++++ Working data

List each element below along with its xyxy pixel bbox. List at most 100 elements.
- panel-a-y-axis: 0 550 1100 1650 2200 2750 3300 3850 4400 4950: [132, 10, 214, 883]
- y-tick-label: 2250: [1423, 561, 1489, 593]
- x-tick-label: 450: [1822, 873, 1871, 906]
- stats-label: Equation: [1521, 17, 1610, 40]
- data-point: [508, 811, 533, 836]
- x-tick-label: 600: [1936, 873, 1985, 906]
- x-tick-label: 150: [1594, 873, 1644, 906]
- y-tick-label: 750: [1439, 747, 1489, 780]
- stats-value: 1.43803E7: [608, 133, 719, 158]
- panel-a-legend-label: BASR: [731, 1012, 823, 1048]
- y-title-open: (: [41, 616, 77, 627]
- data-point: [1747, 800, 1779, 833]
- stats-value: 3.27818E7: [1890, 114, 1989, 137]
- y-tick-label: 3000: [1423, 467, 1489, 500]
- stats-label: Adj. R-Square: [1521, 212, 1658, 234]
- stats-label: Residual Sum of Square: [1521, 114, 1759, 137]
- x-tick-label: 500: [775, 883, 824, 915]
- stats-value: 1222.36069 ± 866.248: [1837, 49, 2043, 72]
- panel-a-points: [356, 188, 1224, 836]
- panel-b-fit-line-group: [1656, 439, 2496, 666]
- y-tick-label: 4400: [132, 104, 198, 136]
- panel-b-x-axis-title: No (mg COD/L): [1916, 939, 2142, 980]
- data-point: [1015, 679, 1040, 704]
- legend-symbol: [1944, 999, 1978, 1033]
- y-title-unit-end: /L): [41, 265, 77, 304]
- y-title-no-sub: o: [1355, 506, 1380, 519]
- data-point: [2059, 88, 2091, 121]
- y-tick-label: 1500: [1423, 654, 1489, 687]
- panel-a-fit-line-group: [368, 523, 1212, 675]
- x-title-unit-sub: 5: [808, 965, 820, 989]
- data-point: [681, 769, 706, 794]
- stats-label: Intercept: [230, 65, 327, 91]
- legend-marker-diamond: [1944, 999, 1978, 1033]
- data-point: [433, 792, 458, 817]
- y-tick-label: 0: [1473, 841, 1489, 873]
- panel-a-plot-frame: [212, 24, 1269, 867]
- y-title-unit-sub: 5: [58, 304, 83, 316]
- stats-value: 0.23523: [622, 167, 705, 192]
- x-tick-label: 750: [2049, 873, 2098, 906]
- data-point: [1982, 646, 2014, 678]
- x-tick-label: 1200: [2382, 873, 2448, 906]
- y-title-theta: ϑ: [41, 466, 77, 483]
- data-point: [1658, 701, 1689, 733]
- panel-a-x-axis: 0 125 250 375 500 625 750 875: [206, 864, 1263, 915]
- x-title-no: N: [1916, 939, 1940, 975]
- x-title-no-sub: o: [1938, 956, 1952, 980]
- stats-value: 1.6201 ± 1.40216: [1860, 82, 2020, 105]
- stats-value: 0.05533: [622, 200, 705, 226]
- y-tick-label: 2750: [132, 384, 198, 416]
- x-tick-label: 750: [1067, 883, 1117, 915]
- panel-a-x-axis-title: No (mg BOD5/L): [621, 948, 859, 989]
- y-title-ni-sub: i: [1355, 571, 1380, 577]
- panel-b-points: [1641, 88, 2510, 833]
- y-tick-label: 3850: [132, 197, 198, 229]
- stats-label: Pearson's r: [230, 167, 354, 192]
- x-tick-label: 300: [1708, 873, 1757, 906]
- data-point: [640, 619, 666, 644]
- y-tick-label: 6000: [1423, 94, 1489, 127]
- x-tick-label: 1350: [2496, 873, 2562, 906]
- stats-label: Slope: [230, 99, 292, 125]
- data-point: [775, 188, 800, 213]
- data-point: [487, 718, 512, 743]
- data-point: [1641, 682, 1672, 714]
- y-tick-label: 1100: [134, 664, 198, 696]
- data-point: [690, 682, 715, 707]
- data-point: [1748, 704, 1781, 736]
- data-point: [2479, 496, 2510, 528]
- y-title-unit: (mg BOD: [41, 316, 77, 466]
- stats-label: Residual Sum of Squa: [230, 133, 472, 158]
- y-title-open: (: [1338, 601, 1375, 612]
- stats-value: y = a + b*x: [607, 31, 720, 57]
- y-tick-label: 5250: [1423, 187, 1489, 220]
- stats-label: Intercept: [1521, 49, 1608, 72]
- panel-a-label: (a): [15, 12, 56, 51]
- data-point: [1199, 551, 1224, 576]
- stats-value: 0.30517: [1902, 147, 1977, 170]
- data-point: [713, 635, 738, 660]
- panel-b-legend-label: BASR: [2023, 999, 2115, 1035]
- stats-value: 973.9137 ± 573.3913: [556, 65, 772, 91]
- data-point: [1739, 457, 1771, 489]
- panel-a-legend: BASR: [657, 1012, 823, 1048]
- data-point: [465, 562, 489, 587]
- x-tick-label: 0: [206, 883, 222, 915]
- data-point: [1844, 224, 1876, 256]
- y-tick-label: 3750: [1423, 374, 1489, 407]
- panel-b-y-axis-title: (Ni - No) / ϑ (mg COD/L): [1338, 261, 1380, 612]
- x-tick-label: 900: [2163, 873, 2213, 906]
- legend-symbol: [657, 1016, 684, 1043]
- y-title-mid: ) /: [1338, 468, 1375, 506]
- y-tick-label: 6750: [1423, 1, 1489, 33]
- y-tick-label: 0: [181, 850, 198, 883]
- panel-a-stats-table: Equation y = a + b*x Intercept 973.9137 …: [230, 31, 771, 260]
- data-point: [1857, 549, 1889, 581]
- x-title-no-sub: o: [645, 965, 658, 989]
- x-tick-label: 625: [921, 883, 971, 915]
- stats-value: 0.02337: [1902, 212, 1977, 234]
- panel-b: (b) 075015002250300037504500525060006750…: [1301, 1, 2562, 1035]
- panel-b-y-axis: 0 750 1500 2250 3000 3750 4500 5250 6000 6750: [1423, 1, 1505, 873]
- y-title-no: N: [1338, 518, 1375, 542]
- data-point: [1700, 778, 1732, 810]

++++++++
++++ Working data

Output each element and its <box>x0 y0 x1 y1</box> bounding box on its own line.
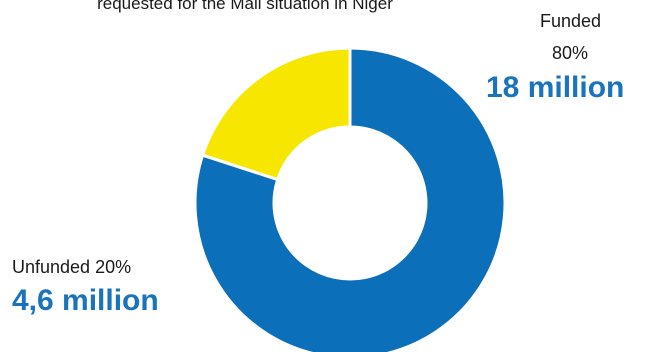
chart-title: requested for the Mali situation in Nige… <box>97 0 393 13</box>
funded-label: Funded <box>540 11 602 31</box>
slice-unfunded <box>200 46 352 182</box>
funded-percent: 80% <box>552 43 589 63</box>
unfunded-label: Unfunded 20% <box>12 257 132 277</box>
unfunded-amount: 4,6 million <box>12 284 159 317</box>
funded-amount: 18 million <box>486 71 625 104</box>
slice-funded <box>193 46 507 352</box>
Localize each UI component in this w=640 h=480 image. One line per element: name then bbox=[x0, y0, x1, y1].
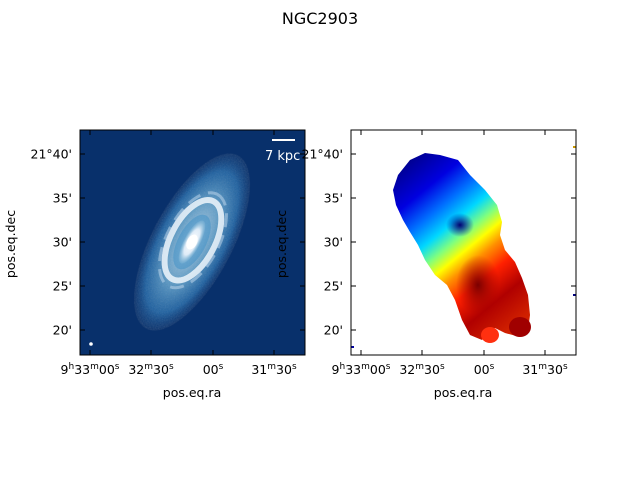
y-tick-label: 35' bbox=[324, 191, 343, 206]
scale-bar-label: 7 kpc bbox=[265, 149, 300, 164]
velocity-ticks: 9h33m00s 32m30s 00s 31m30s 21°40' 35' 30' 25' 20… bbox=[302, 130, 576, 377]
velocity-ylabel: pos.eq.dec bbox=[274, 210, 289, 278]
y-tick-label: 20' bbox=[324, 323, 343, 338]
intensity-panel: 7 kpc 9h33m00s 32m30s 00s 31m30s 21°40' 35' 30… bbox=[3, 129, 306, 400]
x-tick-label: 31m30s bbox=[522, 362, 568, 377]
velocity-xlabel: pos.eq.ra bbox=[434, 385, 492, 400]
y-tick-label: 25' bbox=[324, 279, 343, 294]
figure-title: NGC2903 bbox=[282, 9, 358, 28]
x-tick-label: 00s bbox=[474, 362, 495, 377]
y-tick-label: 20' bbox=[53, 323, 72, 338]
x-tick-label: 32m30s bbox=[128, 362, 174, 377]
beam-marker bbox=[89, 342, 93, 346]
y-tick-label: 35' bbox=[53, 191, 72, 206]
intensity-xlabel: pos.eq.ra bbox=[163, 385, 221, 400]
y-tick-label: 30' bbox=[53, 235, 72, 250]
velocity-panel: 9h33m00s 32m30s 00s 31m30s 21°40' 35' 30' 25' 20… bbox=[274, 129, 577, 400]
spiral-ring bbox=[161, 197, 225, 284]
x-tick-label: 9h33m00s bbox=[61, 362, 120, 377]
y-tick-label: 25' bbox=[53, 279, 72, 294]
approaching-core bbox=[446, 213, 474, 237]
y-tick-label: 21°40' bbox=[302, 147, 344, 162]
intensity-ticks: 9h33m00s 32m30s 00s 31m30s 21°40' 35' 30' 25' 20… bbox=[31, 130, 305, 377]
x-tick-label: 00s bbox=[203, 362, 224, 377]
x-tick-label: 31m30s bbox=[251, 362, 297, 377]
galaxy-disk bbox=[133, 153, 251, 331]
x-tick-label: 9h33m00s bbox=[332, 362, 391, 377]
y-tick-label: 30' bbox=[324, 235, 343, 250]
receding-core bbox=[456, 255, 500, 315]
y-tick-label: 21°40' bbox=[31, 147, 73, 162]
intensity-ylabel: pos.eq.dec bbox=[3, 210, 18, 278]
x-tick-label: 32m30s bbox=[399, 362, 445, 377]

++++++++
++++ Working data

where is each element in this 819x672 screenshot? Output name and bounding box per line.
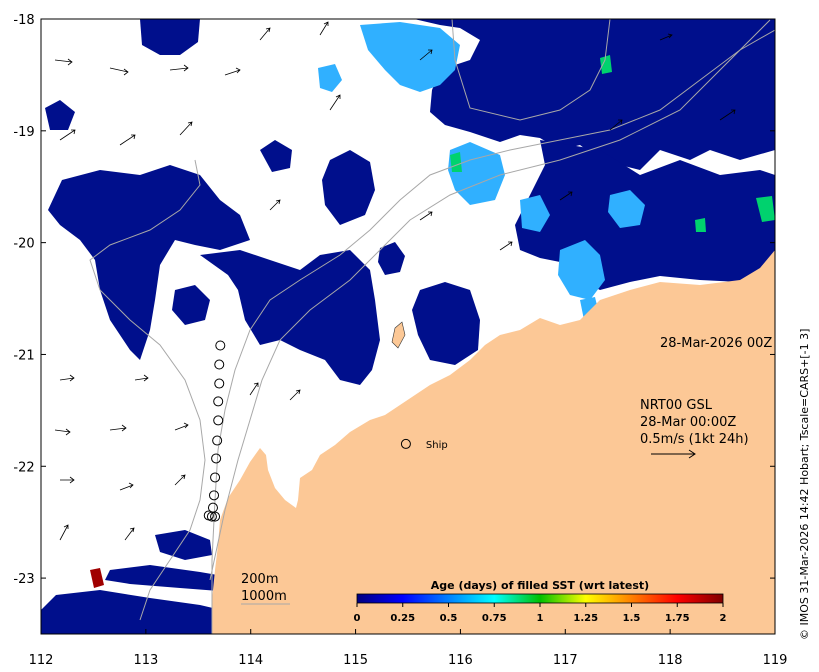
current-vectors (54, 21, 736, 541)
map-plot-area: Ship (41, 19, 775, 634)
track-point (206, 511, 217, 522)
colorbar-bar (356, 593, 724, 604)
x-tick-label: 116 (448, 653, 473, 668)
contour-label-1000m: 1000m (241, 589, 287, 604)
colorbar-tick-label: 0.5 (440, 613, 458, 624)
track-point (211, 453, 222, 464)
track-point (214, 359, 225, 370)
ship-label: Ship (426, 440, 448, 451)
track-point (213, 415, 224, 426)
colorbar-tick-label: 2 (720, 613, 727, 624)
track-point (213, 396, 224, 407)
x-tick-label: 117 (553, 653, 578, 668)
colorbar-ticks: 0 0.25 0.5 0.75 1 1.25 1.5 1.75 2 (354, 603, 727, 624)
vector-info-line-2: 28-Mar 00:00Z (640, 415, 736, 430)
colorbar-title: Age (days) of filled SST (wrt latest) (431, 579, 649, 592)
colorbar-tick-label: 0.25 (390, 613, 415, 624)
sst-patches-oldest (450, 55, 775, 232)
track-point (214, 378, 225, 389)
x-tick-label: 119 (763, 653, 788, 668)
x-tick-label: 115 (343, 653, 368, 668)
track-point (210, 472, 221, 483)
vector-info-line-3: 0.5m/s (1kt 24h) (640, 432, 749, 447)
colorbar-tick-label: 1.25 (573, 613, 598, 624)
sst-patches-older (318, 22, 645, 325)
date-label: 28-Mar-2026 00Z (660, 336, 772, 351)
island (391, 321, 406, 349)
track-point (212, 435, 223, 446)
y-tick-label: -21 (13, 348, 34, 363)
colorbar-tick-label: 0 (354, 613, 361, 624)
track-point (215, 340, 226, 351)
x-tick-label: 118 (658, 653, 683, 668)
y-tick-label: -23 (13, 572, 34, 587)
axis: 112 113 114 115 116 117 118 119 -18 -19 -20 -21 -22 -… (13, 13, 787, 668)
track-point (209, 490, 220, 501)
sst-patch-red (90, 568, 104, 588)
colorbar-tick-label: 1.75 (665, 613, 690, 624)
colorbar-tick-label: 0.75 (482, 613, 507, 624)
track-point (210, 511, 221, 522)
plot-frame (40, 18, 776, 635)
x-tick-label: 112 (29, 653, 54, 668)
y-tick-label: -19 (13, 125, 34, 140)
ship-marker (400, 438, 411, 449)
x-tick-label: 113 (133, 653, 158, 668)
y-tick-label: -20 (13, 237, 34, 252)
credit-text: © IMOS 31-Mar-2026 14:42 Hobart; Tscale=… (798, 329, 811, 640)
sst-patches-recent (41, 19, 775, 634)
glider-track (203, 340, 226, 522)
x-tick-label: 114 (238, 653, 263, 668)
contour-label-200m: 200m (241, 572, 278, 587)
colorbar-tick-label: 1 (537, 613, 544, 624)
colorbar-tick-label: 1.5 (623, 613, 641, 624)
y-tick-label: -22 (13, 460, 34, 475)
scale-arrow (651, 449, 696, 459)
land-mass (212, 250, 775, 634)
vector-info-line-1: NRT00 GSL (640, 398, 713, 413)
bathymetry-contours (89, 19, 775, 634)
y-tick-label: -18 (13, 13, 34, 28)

++++++++

• **Task instructions**: Please write out the records from the line that contains "current-vectors (54, 21, 736, 541)" through the line that contains "track-point (211, 453, 222, 464)", replacing "colorbar-bar" with "colorbar-strip" and keeping everything else the same.

• **Written reply**:
current-vectors (54, 21, 736, 541)
map-plot-area: Ship (41, 19, 775, 634)
track-point (206, 511, 217, 522)
colorbar-strip (356, 593, 724, 604)
x-tick-label: 116 (448, 653, 473, 668)
contour-label-1000m: 1000m (241, 589, 287, 604)
colorbar-tick-label: 0.5 (440, 613, 458, 624)
track-point (211, 453, 222, 464)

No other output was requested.